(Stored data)

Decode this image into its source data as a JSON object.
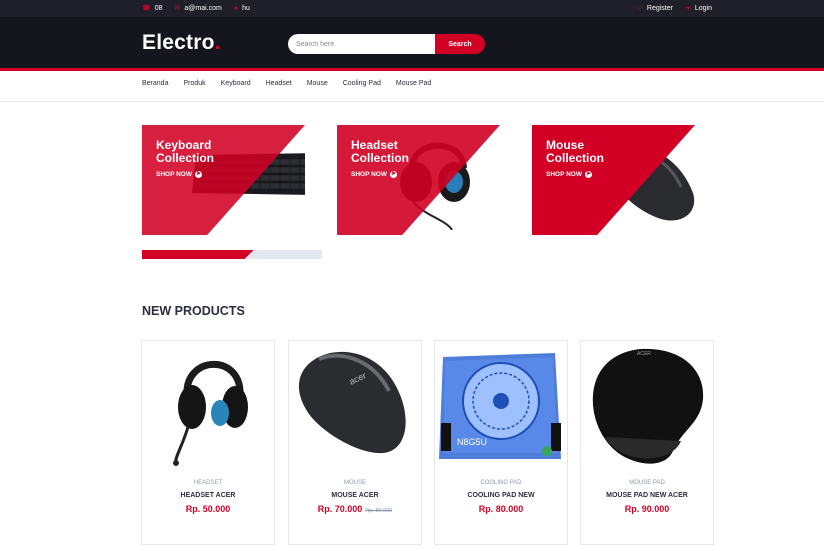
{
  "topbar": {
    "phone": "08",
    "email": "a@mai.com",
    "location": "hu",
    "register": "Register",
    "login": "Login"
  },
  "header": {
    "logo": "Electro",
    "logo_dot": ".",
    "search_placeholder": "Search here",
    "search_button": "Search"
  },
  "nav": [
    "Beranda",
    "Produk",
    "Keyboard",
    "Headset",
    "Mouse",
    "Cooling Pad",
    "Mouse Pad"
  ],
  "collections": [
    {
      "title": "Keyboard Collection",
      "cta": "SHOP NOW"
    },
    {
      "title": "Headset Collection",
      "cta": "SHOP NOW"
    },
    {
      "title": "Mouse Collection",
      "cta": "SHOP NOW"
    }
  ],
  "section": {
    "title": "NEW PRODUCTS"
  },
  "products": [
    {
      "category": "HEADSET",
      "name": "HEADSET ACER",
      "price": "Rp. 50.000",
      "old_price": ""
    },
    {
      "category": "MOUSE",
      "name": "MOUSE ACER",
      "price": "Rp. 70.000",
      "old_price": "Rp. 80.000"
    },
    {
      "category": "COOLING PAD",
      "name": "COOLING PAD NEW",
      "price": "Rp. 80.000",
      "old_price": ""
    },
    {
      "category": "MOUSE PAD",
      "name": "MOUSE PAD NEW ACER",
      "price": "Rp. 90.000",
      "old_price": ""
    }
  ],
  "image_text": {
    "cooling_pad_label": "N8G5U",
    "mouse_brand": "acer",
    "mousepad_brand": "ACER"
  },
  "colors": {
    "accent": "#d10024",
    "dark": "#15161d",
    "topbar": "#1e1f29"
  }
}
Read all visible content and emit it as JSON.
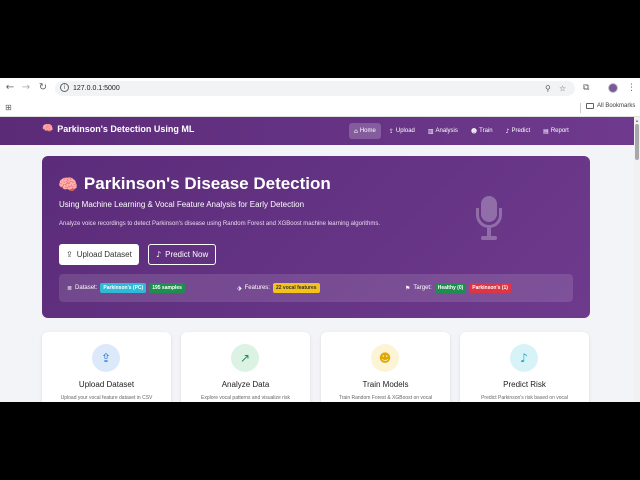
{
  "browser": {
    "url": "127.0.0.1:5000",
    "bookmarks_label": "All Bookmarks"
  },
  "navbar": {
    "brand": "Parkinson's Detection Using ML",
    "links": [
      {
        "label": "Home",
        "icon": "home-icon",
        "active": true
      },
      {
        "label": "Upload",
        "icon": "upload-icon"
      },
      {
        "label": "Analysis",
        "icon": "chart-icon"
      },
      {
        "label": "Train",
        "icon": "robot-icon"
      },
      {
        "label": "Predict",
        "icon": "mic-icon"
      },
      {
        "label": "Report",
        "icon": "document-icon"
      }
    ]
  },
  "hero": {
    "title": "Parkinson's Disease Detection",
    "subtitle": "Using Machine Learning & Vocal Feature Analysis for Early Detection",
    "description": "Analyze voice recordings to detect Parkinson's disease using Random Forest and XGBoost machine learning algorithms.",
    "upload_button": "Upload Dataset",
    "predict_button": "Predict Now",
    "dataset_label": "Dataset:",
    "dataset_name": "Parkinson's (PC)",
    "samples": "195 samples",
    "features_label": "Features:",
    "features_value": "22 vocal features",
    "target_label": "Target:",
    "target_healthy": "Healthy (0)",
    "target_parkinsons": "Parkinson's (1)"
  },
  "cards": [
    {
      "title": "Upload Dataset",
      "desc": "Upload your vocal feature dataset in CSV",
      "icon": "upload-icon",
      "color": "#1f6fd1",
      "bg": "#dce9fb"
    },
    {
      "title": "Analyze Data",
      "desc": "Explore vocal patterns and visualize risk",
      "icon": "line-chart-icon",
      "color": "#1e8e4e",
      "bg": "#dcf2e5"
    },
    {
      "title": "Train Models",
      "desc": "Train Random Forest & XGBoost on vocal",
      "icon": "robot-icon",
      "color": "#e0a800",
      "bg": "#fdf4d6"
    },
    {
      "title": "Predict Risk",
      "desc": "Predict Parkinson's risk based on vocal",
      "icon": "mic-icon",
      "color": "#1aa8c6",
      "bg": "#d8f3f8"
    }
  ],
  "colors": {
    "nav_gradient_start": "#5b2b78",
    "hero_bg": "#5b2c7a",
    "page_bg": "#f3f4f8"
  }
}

* _What you should do_
Copy the listing in full and without alteration, omitting every picture.

* _Completed exercise_
Decode this image into its source data as a JSON object.
{
  "topbar": {
    "phone": "08",
    "email": "a@mai.com",
    "location": "hu",
    "register": "Register",
    "login": "Login"
  },
  "header": {
    "logo": "Electro",
    "logo_dot": ".",
    "search_placeholder": "Search here",
    "search_button": "Search"
  },
  "nav": [
    "Beranda",
    "Produk",
    "Keyboard",
    "Headset",
    "Mouse",
    "Cooling Pad",
    "Mouse Pad"
  ],
  "collections": [
    {
      "title": "Keyboard Collection",
      "cta": "SHOP NOW"
    },
    {
      "title": "Headset Collection",
      "cta": "SHOP NOW"
    },
    {
      "title": "Mouse Collection",
      "cta": "SHOP NOW"
    }
  ],
  "section": {
    "title": "NEW PRODUCTS"
  },
  "products": [
    {
      "category": "HEADSET",
      "name": "HEADSET ACER",
      "price": "Rp. 50.000",
      "old_price": ""
    },
    {
      "category": "MOUSE",
      "name": "MOUSE ACER",
      "price": "Rp. 70.000",
      "old_price": "Rp. 80.000"
    },
    {
      "category": "COOLING PAD",
      "name": "COOLING PAD NEW",
      "price": "Rp. 80.000",
      "old_price": ""
    },
    {
      "category": "MOUSE PAD",
      "name": "MOUSE PAD NEW ACER",
      "price": "Rp. 90.000",
      "old_price": ""
    }
  ],
  "image_text": {
    "cooling_pad_label": "N8G5U",
    "mouse_brand": "acer",
    "mousepad_brand": "ACER"
  },
  "colors": {
    "accent": "#d10024",
    "dark": "#15161d",
    "topbar": "#1e1f29"
  }
}
Read all visible content and emit it as JSON.
{
  "browser": {
    "url": "127.0.0.1:5000",
    "bookmarks_label": "All Bookmarks"
  },
  "navbar": {
    "brand": "Parkinson's Detection Using ML",
    "links": [
      {
        "label": "Home",
        "icon": "home-icon",
        "active": true
      },
      {
        "label": "Upload",
        "icon": "upload-icon"
      },
      {
        "label": "Analysis",
        "icon": "chart-icon"
      },
      {
        "label": "Train",
        "icon": "robot-icon"
      },
      {
        "label": "Predict",
        "icon": "mic-icon"
      },
      {
        "label": "Report",
        "icon": "document-icon"
      }
    ]
  },
  "hero": {
    "title": "Parkinson's Disease Detection",
    "subtitle": "Using Machine Learning & Vocal Feature Analysis for Early Detection",
    "description": "Analyze voice recordings to detect Parkinson's disease using Random Forest and XGBoost machine learning algorithms.",
    "upload_button": "Upload Dataset",
    "predict_button": "Predict Now",
    "dataset_label": "Dataset:",
    "dataset_name": "Parkinson's (PC)",
    "samples": "195 samples",
    "features_label": "Features:",
    "features_value": "22 vocal features",
    "target_label": "Target:",
    "target_healthy": "Healthy (0)",
    "target_parkinsons": "Parkinson's (1)"
  },
  "cards": [
    {
      "title": "Upload Dataset",
      "desc": "Upload your vocal feature dataset in CSV",
      "icon": "upload-icon",
      "color": "#1f6fd1",
      "bg": "#dce9fb"
    },
    {
      "title": "Analyze Data",
      "desc": "Explore vocal patterns and visualize risk",
      "icon": "line-chart-icon",
      "color": "#1e8e4e",
      "bg": "#dcf2e5"
    },
    {
      "title": "Train Models",
      "desc": "Train Random Forest & XGBoost on vocal",
      "icon": "robot-icon",
      "color": "#e0a800",
      "bg": "#fdf4d6"
    },
    {
      "title": "Predict Risk",
      "desc": "Predict Parkinson's risk based on vocal",
      "icon": "mic-icon",
      "color": "#1aa8c6",
      "bg": "#d8f3f8"
    }
  ],
  "colors": {
    "nav_gradient_start": "#5b2b78",
    "hero_bg": "#5b2c7a",
    "page_bg": "#f3f4f8"
  }
}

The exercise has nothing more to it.